=== WORK INSTRUCTIONS ===
Images must not appear in your copy; reproduce every other part of the records exactly.
----------
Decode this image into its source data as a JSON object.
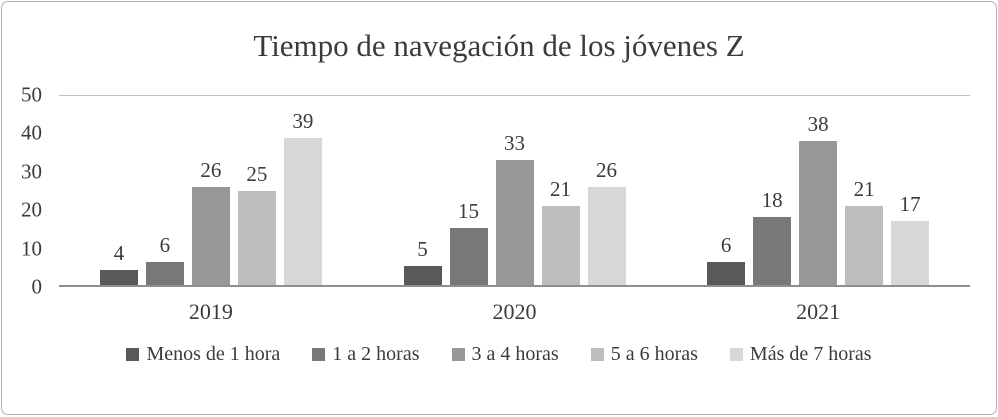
{
  "chart_data": {
    "type": "bar",
    "title": "Tiempo de navegación de los jóvenes Z",
    "categories": [
      "2019",
      "2020",
      "2021"
    ],
    "series": [
      {
        "name": "Menos de 1 hora",
        "color": "#595959",
        "values": [
          4,
          5,
          6
        ]
      },
      {
        "name": "1 a 2 horas",
        "color": "#787878",
        "values": [
          6,
          15,
          18
        ]
      },
      {
        "name": "3 a 4 horas",
        "color": "#989898",
        "values": [
          26,
          33,
          38
        ]
      },
      {
        "name": "5 a 6 horas",
        "color": "#bdbdbd",
        "values": [
          25,
          21,
          21
        ]
      },
      {
        "name": "Más de 7 horas",
        "color": "#d8d8d8",
        "values": [
          39,
          26,
          17
        ]
      }
    ],
    "xlabel": "",
    "ylabel": "",
    "ylim": [
      0,
      50
    ],
    "yticks": [
      0,
      10,
      20,
      30,
      40,
      50
    ],
    "grid": false,
    "data_labels": true,
    "legend_position": "bottom"
  }
}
----------
=== FULL SOLUTION ===
Decode this image into its source data as a JSON object.
{
  "chart_data": {
    "type": "bar",
    "title": "Tiempo de navegación de los jóvenes Z",
    "categories": [
      "2019",
      "2020",
      "2021"
    ],
    "series": [
      {
        "name": "Menos de 1 hora",
        "color": "#595959",
        "values": [
          4,
          5,
          6
        ]
      },
      {
        "name": "1 a 2 horas",
        "color": "#787878",
        "values": [
          6,
          15,
          18
        ]
      },
      {
        "name": "3 a 4 horas",
        "color": "#989898",
        "values": [
          26,
          33,
          38
        ]
      },
      {
        "name": "5 a 6 horas",
        "color": "#bdbdbd",
        "values": [
          25,
          21,
          21
        ]
      },
      {
        "name": "Más de 7 horas",
        "color": "#d8d8d8",
        "values": [
          39,
          26,
          17
        ]
      }
    ],
    "xlabel": "",
    "ylabel": "",
    "ylim": [
      0,
      50
    ],
    "yticks": [
      0,
      10,
      20,
      30,
      40,
      50
    ],
    "grid": false,
    "data_labels": true,
    "legend_position": "bottom"
  }
}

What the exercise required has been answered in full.